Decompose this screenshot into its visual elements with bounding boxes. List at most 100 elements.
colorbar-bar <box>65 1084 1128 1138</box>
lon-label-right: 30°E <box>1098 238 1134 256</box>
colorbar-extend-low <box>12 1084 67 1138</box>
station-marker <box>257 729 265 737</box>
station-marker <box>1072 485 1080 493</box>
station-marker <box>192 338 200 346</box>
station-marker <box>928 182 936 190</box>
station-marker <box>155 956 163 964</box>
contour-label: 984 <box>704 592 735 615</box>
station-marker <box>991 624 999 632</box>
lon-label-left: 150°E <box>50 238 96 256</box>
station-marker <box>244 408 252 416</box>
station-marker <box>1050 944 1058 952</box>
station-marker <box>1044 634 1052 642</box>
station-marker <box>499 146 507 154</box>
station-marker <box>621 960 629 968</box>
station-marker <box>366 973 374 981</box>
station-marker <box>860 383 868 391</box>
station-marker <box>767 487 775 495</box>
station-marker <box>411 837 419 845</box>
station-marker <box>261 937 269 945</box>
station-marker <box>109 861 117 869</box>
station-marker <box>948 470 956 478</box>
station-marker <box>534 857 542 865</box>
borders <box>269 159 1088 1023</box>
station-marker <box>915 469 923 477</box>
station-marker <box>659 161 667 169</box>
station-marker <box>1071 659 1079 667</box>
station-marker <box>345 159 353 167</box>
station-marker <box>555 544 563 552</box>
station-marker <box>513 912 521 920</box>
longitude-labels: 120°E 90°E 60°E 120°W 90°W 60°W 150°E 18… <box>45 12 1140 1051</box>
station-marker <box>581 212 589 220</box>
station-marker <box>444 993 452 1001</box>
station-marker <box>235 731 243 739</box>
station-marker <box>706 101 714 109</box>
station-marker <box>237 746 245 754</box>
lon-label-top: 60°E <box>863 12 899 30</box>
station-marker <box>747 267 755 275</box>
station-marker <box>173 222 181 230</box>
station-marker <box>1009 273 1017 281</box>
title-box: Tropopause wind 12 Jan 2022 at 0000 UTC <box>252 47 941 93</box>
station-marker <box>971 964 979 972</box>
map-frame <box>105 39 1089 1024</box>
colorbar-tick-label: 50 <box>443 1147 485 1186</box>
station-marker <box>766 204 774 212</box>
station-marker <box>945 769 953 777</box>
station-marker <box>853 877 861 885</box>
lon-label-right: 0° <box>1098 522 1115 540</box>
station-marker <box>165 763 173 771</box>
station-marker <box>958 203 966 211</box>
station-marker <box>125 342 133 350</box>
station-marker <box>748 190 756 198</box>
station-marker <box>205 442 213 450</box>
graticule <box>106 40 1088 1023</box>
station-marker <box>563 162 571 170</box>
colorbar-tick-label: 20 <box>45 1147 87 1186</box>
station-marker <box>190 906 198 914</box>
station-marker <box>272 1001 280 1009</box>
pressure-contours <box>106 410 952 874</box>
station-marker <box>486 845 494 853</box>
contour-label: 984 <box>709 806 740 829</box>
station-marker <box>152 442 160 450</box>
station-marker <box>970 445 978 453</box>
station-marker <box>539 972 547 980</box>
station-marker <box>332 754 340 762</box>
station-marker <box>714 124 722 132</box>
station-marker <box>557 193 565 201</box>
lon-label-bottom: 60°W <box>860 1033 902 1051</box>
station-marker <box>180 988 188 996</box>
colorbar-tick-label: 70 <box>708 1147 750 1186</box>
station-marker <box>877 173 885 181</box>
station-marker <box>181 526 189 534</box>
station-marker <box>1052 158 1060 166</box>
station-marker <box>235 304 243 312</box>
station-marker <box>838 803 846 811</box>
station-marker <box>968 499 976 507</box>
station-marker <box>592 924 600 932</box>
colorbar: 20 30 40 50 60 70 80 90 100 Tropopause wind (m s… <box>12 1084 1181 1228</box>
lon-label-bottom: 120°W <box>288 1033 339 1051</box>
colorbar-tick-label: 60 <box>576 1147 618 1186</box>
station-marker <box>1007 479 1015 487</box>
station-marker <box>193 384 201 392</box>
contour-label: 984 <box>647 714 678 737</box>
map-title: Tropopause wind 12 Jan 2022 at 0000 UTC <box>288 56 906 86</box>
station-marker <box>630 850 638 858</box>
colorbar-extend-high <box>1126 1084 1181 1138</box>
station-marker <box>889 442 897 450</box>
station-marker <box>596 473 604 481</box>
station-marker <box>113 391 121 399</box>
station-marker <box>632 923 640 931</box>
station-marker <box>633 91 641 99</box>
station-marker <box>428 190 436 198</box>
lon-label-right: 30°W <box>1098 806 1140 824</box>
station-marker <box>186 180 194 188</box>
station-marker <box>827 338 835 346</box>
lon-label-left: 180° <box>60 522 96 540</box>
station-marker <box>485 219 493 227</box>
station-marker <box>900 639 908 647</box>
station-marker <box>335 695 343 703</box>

The problem: Reproduce the items starting at the beginning and ending at the line that contains "longitude-labels: 120°E 90°E", with every "station-marker" changed to "site-marker". Leave everything else unchanged.

Complete answer:
Decompose this screenshot into its visual elements with bounding boxes. List at most 100 elements.
colorbar-bar <box>65 1084 1128 1138</box>
lon-label-right: 30°E <box>1098 238 1134 256</box>
colorbar-extend-low <box>12 1084 67 1138</box>
site-marker <box>257 729 265 737</box>
site-marker <box>1072 485 1080 493</box>
site-marker <box>192 338 200 346</box>
site-marker <box>928 182 936 190</box>
site-marker <box>155 956 163 964</box>
contour-label: 984 <box>704 592 735 615</box>
site-marker <box>991 624 999 632</box>
lon-label-left: 150°E <box>50 238 96 256</box>
site-marker <box>244 408 252 416</box>
site-marker <box>1050 944 1058 952</box>
site-marker <box>1044 634 1052 642</box>
site-marker <box>499 146 507 154</box>
site-marker <box>621 960 629 968</box>
site-marker <box>366 973 374 981</box>
site-marker <box>860 383 868 391</box>
site-marker <box>767 487 775 495</box>
site-marker <box>411 837 419 845</box>
site-marker <box>261 937 269 945</box>
site-marker <box>109 861 117 869</box>
site-marker <box>948 470 956 478</box>
site-marker <box>534 857 542 865</box>
borders <box>269 159 1088 1023</box>
site-marker <box>915 469 923 477</box>
site-marker <box>659 161 667 169</box>
site-marker <box>1071 659 1079 667</box>
site-marker <box>345 159 353 167</box>
site-marker <box>555 544 563 552</box>
site-marker <box>513 912 521 920</box>
longitude-labels: 120°E 90°E 60°E 120°W 90°W 60°W 150°E 18… <box>45 12 1140 1051</box>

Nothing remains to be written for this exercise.